** DATA FOR PROCESSING **
-=-=-

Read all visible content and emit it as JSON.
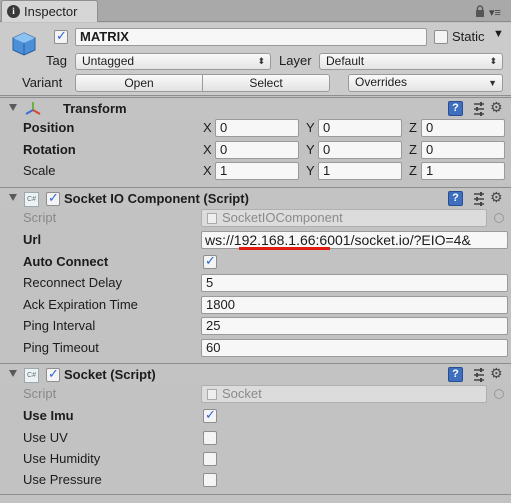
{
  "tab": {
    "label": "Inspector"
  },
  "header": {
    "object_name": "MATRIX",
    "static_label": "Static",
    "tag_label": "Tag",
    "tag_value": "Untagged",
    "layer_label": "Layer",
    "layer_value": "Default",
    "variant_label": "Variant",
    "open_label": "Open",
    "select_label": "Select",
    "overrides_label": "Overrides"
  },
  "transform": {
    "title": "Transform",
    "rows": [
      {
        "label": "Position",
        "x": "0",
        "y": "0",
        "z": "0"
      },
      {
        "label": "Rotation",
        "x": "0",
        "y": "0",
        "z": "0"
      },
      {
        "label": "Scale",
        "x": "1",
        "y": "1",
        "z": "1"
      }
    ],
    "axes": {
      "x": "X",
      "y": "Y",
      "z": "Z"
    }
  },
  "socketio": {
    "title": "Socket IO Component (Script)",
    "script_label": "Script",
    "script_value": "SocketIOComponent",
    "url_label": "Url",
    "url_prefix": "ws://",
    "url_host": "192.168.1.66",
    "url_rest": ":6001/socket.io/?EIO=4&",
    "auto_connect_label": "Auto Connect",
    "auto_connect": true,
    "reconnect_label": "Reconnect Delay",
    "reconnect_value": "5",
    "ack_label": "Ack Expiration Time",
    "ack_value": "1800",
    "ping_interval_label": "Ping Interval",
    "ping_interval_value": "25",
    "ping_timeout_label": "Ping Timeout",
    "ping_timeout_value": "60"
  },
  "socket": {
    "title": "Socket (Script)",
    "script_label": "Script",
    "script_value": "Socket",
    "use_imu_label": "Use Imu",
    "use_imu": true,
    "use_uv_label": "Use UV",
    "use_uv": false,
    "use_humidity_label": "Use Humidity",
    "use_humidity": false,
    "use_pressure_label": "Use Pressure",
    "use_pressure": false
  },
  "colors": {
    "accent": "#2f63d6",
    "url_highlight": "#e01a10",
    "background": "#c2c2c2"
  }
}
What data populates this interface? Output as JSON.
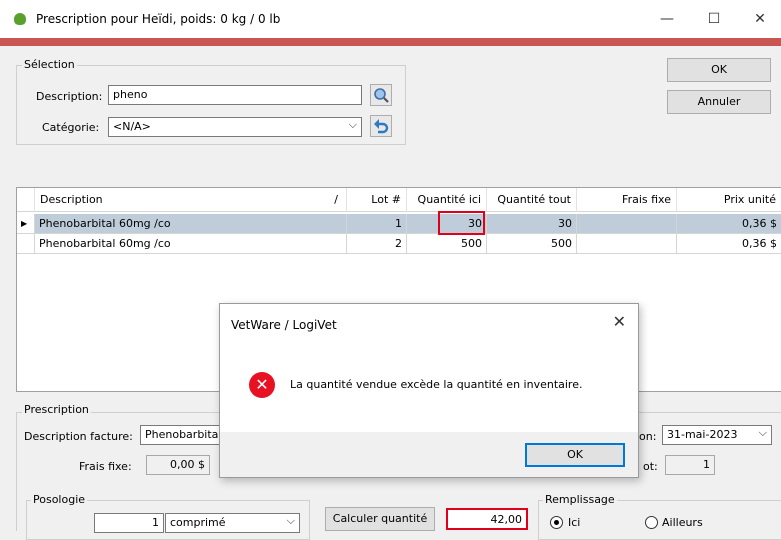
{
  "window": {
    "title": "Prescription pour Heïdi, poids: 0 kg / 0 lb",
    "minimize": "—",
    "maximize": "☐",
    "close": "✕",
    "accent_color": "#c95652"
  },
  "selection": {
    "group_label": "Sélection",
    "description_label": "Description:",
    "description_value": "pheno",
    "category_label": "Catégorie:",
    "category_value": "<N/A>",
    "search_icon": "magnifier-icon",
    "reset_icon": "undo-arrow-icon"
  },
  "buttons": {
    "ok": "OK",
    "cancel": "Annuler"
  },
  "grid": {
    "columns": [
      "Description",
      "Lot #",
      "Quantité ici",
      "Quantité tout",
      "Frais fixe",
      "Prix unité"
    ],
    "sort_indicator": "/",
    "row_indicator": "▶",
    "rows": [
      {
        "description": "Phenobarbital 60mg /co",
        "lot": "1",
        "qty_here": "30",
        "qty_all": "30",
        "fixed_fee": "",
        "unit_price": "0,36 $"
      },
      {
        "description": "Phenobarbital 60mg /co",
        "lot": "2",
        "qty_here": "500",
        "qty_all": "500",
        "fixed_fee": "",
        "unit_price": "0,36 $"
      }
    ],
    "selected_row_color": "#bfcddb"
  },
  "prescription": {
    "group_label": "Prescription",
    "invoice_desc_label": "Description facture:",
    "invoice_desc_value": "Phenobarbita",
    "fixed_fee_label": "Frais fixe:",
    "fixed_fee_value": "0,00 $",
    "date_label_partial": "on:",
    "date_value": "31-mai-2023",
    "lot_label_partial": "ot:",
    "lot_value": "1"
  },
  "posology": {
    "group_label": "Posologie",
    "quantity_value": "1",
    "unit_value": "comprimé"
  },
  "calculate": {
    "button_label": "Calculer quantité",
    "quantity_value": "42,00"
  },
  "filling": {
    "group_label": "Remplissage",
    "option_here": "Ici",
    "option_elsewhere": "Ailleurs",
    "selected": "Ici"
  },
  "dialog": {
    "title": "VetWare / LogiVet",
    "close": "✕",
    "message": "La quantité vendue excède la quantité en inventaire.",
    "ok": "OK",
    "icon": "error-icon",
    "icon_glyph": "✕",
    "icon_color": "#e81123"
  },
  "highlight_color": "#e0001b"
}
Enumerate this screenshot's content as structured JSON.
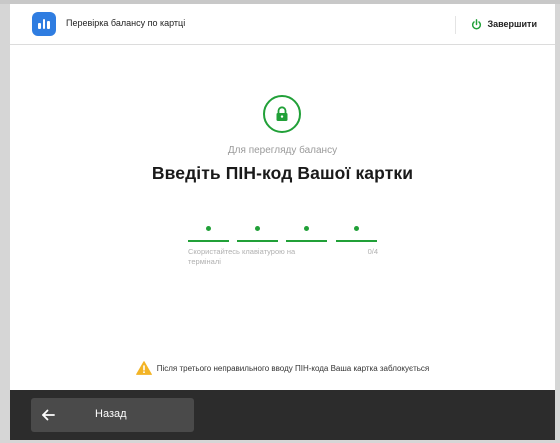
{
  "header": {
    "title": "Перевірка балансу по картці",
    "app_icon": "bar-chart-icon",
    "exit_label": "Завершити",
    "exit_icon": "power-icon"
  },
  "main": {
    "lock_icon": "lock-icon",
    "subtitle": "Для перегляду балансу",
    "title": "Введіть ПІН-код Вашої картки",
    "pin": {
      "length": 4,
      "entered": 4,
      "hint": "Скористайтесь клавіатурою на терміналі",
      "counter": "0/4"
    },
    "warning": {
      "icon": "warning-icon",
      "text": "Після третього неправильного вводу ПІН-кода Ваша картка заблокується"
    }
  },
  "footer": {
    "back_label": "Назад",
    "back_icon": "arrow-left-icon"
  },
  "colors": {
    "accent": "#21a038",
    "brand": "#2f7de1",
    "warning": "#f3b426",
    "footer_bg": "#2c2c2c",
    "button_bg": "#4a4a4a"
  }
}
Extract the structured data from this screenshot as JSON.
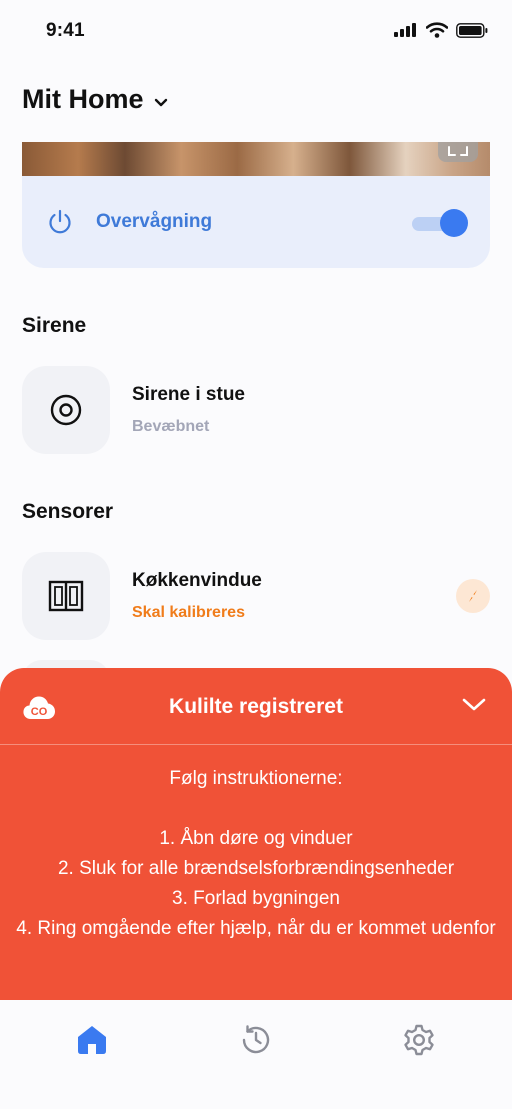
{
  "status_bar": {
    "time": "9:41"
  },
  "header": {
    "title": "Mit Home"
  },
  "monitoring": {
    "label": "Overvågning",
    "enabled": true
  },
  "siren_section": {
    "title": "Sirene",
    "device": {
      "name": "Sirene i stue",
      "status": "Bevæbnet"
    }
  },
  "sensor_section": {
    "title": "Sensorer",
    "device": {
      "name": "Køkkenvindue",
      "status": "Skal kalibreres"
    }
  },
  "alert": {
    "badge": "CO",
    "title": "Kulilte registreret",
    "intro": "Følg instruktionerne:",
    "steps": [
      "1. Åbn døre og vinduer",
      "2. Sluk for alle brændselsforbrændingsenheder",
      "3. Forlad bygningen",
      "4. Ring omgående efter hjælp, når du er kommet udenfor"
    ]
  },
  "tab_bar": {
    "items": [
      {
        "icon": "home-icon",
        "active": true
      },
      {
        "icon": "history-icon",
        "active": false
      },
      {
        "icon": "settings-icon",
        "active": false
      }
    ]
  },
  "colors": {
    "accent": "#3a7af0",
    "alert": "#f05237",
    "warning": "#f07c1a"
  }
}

-=-=-

** AIM OF THE EXERCISE **
Images should not appear in the copy; retype the listing above exactly.

** WRITTEN SOLUTION **
Read all visible content and emit it as JSON.
{
  "tab": {
    "label": "Inspector"
  },
  "header": {
    "object_name": "MATRIX",
    "static_label": "Static",
    "tag_label": "Tag",
    "tag_value": "Untagged",
    "layer_label": "Layer",
    "layer_value": "Default",
    "variant_label": "Variant",
    "open_label": "Open",
    "select_label": "Select",
    "overrides_label": "Overrides"
  },
  "transform": {
    "title": "Transform",
    "rows": [
      {
        "label": "Position",
        "x": "0",
        "y": "0",
        "z": "0"
      },
      {
        "label": "Rotation",
        "x": "0",
        "y": "0",
        "z": "0"
      },
      {
        "label": "Scale",
        "x": "1",
        "y": "1",
        "z": "1"
      }
    ],
    "axes": {
      "x": "X",
      "y": "Y",
      "z": "Z"
    }
  },
  "socketio": {
    "title": "Socket IO Component (Script)",
    "script_label": "Script",
    "script_value": "SocketIOComponent",
    "url_label": "Url",
    "url_prefix": "ws://",
    "url_host": "192.168.1.66",
    "url_rest": ":6001/socket.io/?EIO=4&",
    "auto_connect_label": "Auto Connect",
    "auto_connect": true,
    "reconnect_label": "Reconnect Delay",
    "reconnect_value": "5",
    "ack_label": "Ack Expiration Time",
    "ack_value": "1800",
    "ping_interval_label": "Ping Interval",
    "ping_interval_value": "25",
    "ping_timeout_label": "Ping Timeout",
    "ping_timeout_value": "60"
  },
  "socket": {
    "title": "Socket (Script)",
    "script_label": "Script",
    "script_value": "Socket",
    "use_imu_label": "Use Imu",
    "use_imu": true,
    "use_uv_label": "Use UV",
    "use_uv": false,
    "use_humidity_label": "Use Humidity",
    "use_humidity": false,
    "use_pressure_label": "Use Pressure",
    "use_pressure": false
  },
  "colors": {
    "accent": "#2f63d6",
    "url_highlight": "#e01a10",
    "background": "#c2c2c2"
  }
}
What data populates this interface? Output as JSON.
{
  "window": {
    "title": "Prescription pour Heïdi, poids: 0 kg / 0 lb",
    "minimize": "—",
    "maximize": "☐",
    "close": "✕",
    "accent_color": "#c95652"
  },
  "selection": {
    "group_label": "Sélection",
    "description_label": "Description:",
    "description_value": "pheno",
    "category_label": "Catégorie:",
    "category_value": "<N/A>",
    "search_icon": "magnifier-icon",
    "reset_icon": "undo-arrow-icon"
  },
  "buttons": {
    "ok": "OK",
    "cancel": "Annuler"
  },
  "grid": {
    "columns": [
      "Description",
      "Lot #",
      "Quantité ici",
      "Quantité tout",
      "Frais fixe",
      "Prix unité"
    ],
    "sort_indicator": "/",
    "row_indicator": "▶",
    "rows": [
      {
        "description": "Phenobarbital 60mg /co",
        "lot": "1",
        "qty_here": "30",
        "qty_all": "30",
        "fixed_fee": "",
        "unit_price": "0,36 $"
      },
      {
        "description": "Phenobarbital 60mg /co",
        "lot": "2",
        "qty_here": "500",
        "qty_all": "500",
        "fixed_fee": "",
        "unit_price": "0,36 $"
      }
    ],
    "selected_row_color": "#bfcddb"
  },
  "prescription": {
    "group_label": "Prescription",
    "invoice_desc_label": "Description facture:",
    "invoice_desc_value": "Phenobarbita",
    "fixed_fee_label": "Frais fixe:",
    "fixed_fee_value": "0,00 $",
    "date_label_partial": "on:",
    "date_value": "31-mai-2023",
    "lot_label_partial": "ot:",
    "lot_value": "1"
  },
  "posology": {
    "group_label": "Posologie",
    "quantity_value": "1",
    "unit_value": "comprimé"
  },
  "calculate": {
    "button_label": "Calculer quantité",
    "quantity_value": "42,00"
  },
  "filling": {
    "group_label": "Remplissage",
    "option_here": "Ici",
    "option_elsewhere": "Ailleurs",
    "selected": "Ici"
  },
  "dialog": {
    "title": "VetWare / LogiVet",
    "close": "✕",
    "message": "La quantité vendue excède la quantité en inventaire.",
    "ok": "OK",
    "icon": "error-icon",
    "icon_glyph": "✕",
    "icon_color": "#e81123"
  },
  "highlight_color": "#e0001b"
}
Enumerate this screenshot's content as structured JSON.
{
  "header": {
    "title": "Перевірка балансу по картці",
    "app_icon": "bar-chart-icon",
    "exit_label": "Завершити",
    "exit_icon": "power-icon"
  },
  "main": {
    "lock_icon": "lock-icon",
    "subtitle": "Для перегляду балансу",
    "title": "Введіть ПІН-код Вашої картки",
    "pin": {
      "length": 4,
      "entered": 4,
      "hint": "Скористайтесь клавіатурою на терміналі",
      "counter": "0/4"
    },
    "warning": {
      "icon": "warning-icon",
      "text": "Після третього неправильного вводу ПІН-кода Ваша картка заблокується"
    }
  },
  "footer": {
    "back_label": "Назад",
    "back_icon": "arrow-left-icon"
  },
  "colors": {
    "accent": "#21a038",
    "brand": "#2f7de1",
    "warning": "#f3b426",
    "footer_bg": "#2c2c2c",
    "button_bg": "#4a4a4a"
  }
}
Extract the structured data from this screenshot as JSON.
{
  "status_bar": {
    "time": "9:41"
  },
  "header": {
    "title": "Mit Home"
  },
  "monitoring": {
    "label": "Overvågning",
    "enabled": true
  },
  "siren_section": {
    "title": "Sirene",
    "device": {
      "name": "Sirene i stue",
      "status": "Bevæbnet"
    }
  },
  "sensor_section": {
    "title": "Sensorer",
    "device": {
      "name": "Køkkenvindue",
      "status": "Skal kalibreres"
    }
  },
  "alert": {
    "badge": "CO",
    "title": "Kulilte registreret",
    "intro": "Følg instruktionerne:",
    "steps": [
      "1. Åbn døre og vinduer",
      "2. Sluk for alle brændselsforbrændingsenheder",
      "3. Forlad bygningen",
      "4. Ring omgående efter hjælp, når du er kommet udenfor"
    ]
  },
  "tab_bar": {
    "items": [
      {
        "icon": "home-icon",
        "active": true
      },
      {
        "icon": "history-icon",
        "active": false
      },
      {
        "icon": "settings-icon",
        "active": false
      }
    ]
  },
  "colors": {
    "accent": "#3a7af0",
    "alert": "#f05237",
    "warning": "#f07c1a"
  }
}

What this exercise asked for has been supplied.